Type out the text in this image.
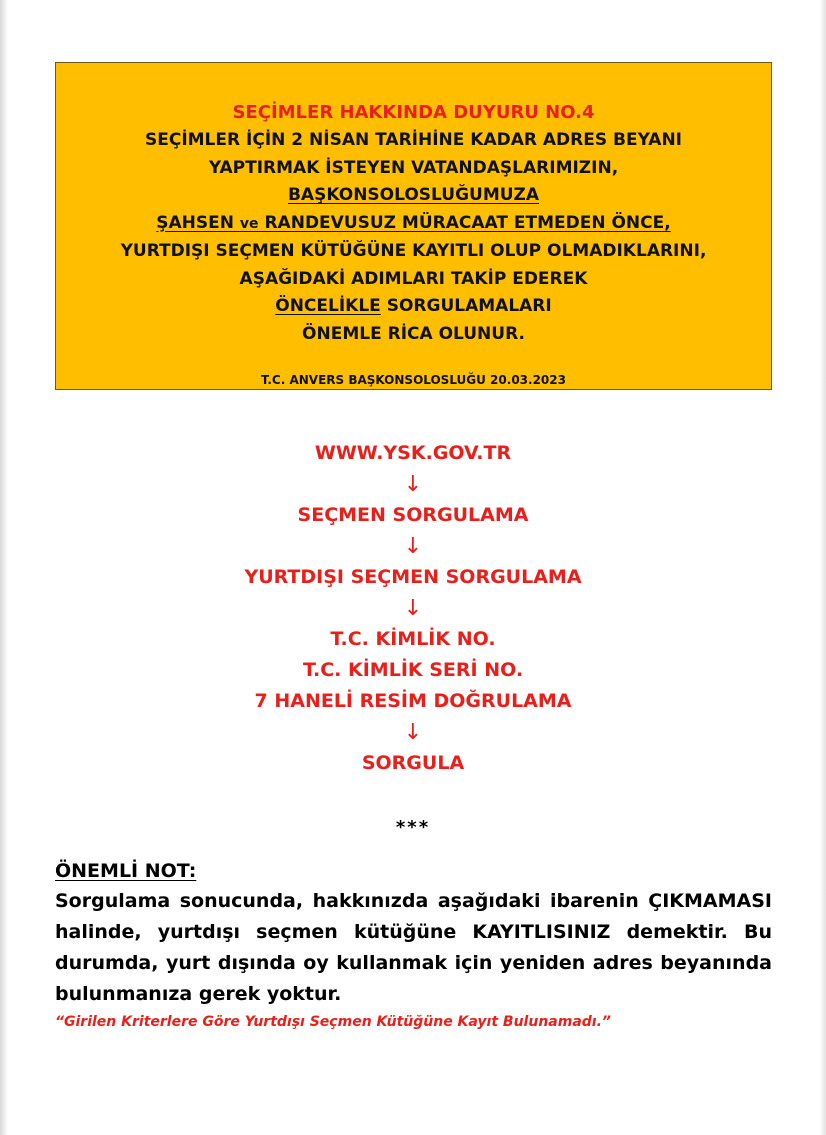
SEÇİMLER HAKKINDA DUYURU NO.4
SEÇİMLER İÇİN 2 NİSAN TARİHİNE KADAR ADRES BEYANI
YAPTIRMAK İSTEYEN VATANDAŞLARIMIZIN,
BAŞKONSOLOSLUĞUMUZA
ŞAHSEN ve RANDEVUSUZ MÜRACAAT ETMEDEN ÖNCE,
YURTDIŞI SEÇMEN KÜTÜĞÜNE KAYITLI OLUP OLMADIKLARINI,
AŞAĞIDAKİ ADIMLARI TAKİP EDEREK
ÖNCELİKLE SORGULAMALARI
ÖNEMLE RİCA OLUNUR.
T.C. ANVERS BAŞKONSOLOSLUĞU 20.03.2023
WWW.YSK.GOV.TR
↓
SEÇMEN SORGULAMA
↓
YURTDIŞI SEÇMEN SORGULAMA
↓
T.C. KİMLİK NO.
T.C. KİMLİK SERİ NO.
7 HANELİ RESİM DOĞRULAMA
↓
SORGULA
***
ÖNEMLİ NOT:
Sorgulama sonucunda, hakkınızda aşağıdaki ibarenin ÇIKMAMASI halinde, yurtdışı seçmen kütüğüne KAYITLISINIZ demektir. Bu durumda, yurt dışında oy kullanmak için yeniden adres beyanında bulunmanıza gerek yoktur.
“Girilen Kriterlere Göre Yurtdışı Seçmen Kütüğüne Kayıt Bulunamadı.”
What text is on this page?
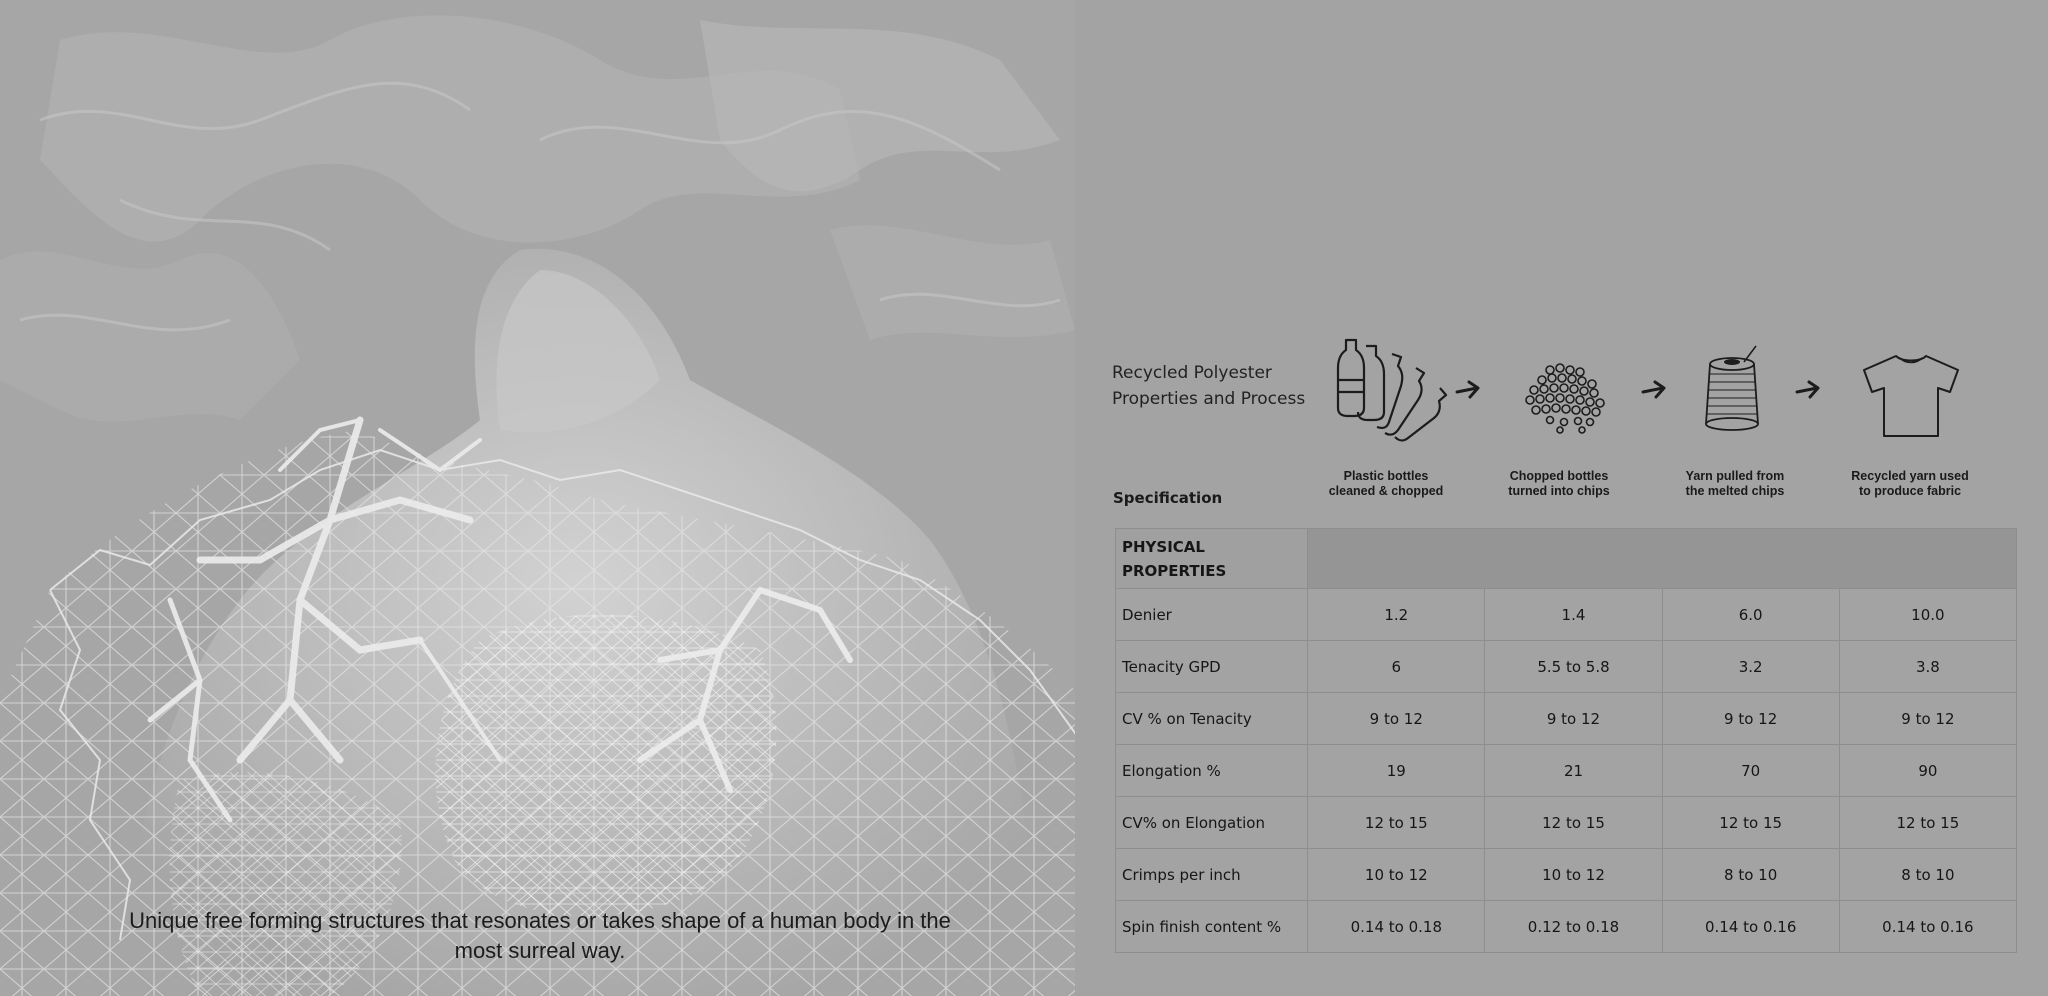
Unique free forming structures that resonates or takes shape of a human body in the most surreal way.
Recycled Polyester
Properties and Process
Plastic bottles
cleaned & chopped
Chopped bottles
turned into chips
Yarn pulled from
the melted chips
Recycled yarn used
to produce fabric
Specification
PHYSICAL
PROPERTIES				

Denier	1.2	1.4	6.0	10.0
Tenacity GPD	6	5.5 to 5.8	3.2	3.8
CV % on Tenacity	9 to 12	9 to 12	9 to 12	9 to 12
Elongation %	19	21	70	90
CV% on Elongation	12 to 15	12 to 15	12 to 15	12 to 15
Crimps per inch	10 to 12	10 to 12	8 to 10	8 to 10
Spin finish content %	0.14 to 0.18	0.12 to 0.18	0.14 to 0.16	0.14 to 0.16
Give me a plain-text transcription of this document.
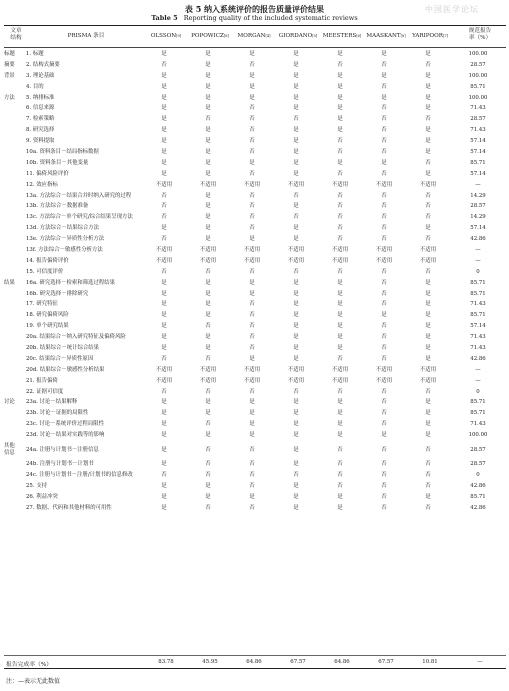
中国医学论坛
表 5 纳入系统评价的报告质量评价结果
Table 5 Reporting quality of the included systematic reviews
文章
结构	PRISMA 条目	OLSSON[9]	POPOWICZ[8]	MORGAN[4]	GIORDANO[5] MEESTERS[6] MAASKANT[8]	YARIPOOR[7]
规范报告
率（%）
标题	1. 标题	是	是	是	是	是	是	是	100.00
摘要	2. 结构式摘要	否	是	否	是	否	否	否	28.57
背景	3. 理论基础	是	是	是	是	是	是	是	100.00
	4. 目的	是	是	是	是	是	否	是	85.71
方法	5. 纳排标准	是	是	是	是	是	是	是	100.00
	6. 信息来源	是	是	否	是	是	否	是	71.43
	7. 检索策略	是	否	否	否	是	否	否	28.57
	8. 研究选择	是	是	否	是	是	否	是	71.43
	9. 资料提取	是	是	否	是	否	否	是	57.14
	10a. 资料条目－结局指标数据	是	是	否	是	否	否	是	57.14
	10b. 资料条目－其他变量	是	是	是	是	是	是	否	85.71
	11. 偏倚风险评价	是	是	否	是	否	否	是	57.14
	12. 效应指标	不适用	不适用	不适用	不适用	不适用	不适用	不适用	—
	13a. 方法综合－结果合并时纳入研究的过程	否	是	否	否	否	否	否	14.29
	13b. 方法综合－数据准备	否	是	否	是	否	否	否	28.57
	13c. 方法综合－单个研究/综合结果呈现方法	否	是	否	否	否	否	否	14.29
	13d. 方法综合－结果综合方法	是	是	否	是	否	否	是	57.14
	13e. 方法综合－异质性分析方法	否	是	是	是	否	否	否	42.86
	13f. 方法综合－敏感性分析方法	不适用	不适用	不适用	不适用	不适用	不适用	不适用	—
	14. 报告偏倚评价	不适用	不适用	不适用	不适用	不适用	不适用	不适用	—
	15. 可信度评价	否	否	否	否	否	否	否	0
结果	16a. 研究选择－检索和筛选过程结果	是	是	是	是	是	否	是	85.71
	16b. 研究选择－排除研究	是	是	是	是	是	否	是	85.71
	17. 研究特征	是	是	否	是	是	否	是	71.43
	18. 研究偏倚风险	是	是	否	是	是	是	是	85.71
	19. 单个研究结果	是	否	否	是	是	否	是	57.14
	20a. 结果综合－纳入研究特征及偏倚风险	是	是	否	是	是	否	是	71.43
	20b. 结果综合－统计综合结果	是	是	否	是	是	否	是	71.43
	20c. 结果综合－异质性原因	否	否	是	是	否	否	是	42.86
	20d. 结果综合－敏感性分析结果	不适用	不适用	不适用	不适用	不适用	不适用	不适用	—
	21. 报告偏倚	不适用	不适用	不适用	不适用	不适用	不适用	不适用	—
	22. 证据可信度	否	否	否	否	否	否	否	0
讨论	23a. 讨论－结果解释	是	是	是	是	是	否	是	85.71
	23b. 讨论－证据的局限性	是	是	是	是	是	否	是	85.71
	23c. 讨论－系统评价过程局限性	是	否	是	是	是	否	是	71.43
	23d. 讨论－结果对实践等的影响	是	是	是	是	是	是	是	100.00
其他
信息	24a. 注册与计划书－注册信息	是	否	否	是	否	否	否	28.57
	24b. 注册与计划书－计划书	是	否	否	是	否	否	否	28.57
	24c. 注册与计划书－注册/计划书的信息修改	否	否	否	否	否	否	否	0
	25. 支持	是	是	否	是	否	否	否	42.86
	26. 利益冲突	是	是	是	是	是	否	是	85.71
	27. 数据、代码和其他材料的可用性	是	否	否	是	是	否	否	42.86
报告完成率（%）	83.78	45.95	64.86	67.57	64.86	67.57	10.81	—
注：—表示无此数值
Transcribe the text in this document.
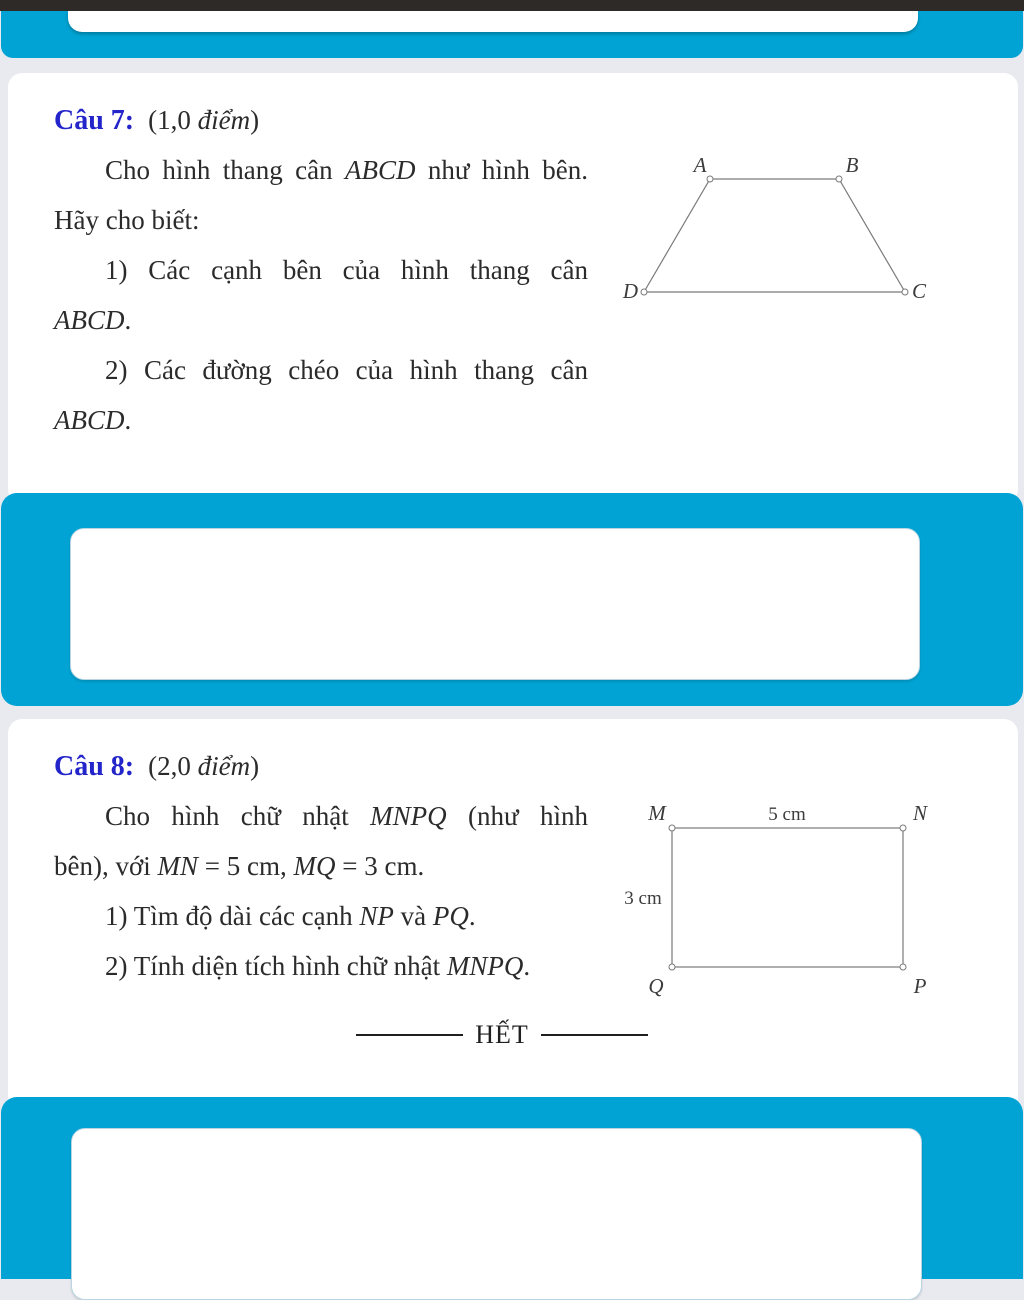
Câu 7: (1,0 điểm)

Cho hình thang cân ABCD như hình bên.

Hãy cho biết:

1) Các cạnh bên của hình thang cân

ABCD.

2) Các đường chéo của hình thang cân

ABCD.

A	B
C
D
Câu 8: (2,0 điểm)

Cho hình chữ nhật MNPQ (như hình

bên), với MN = 5 cm, MQ = 3 cm.

1) Tìm độ dài các cạnh NP và PQ.

2) Tính diện tích hình chữ nhật MNPQ.

M	N
P
Q
5 cm
3 cm
HẾT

###

■ TASK TO COMPLETE
Gather up every line in the data above that contains the word "hình", copying each one.

■ SOLUTION TO THIS PROBLEM
Cho hình thang cân ABCD như hình bên.
1) Các cạnh bên của hình thang cân
2) Các đường chéo của hình thang cân
Cho hình chữ nhật MNPQ (như hình
2) Tính diện tích hình chữ nhật MNPQ.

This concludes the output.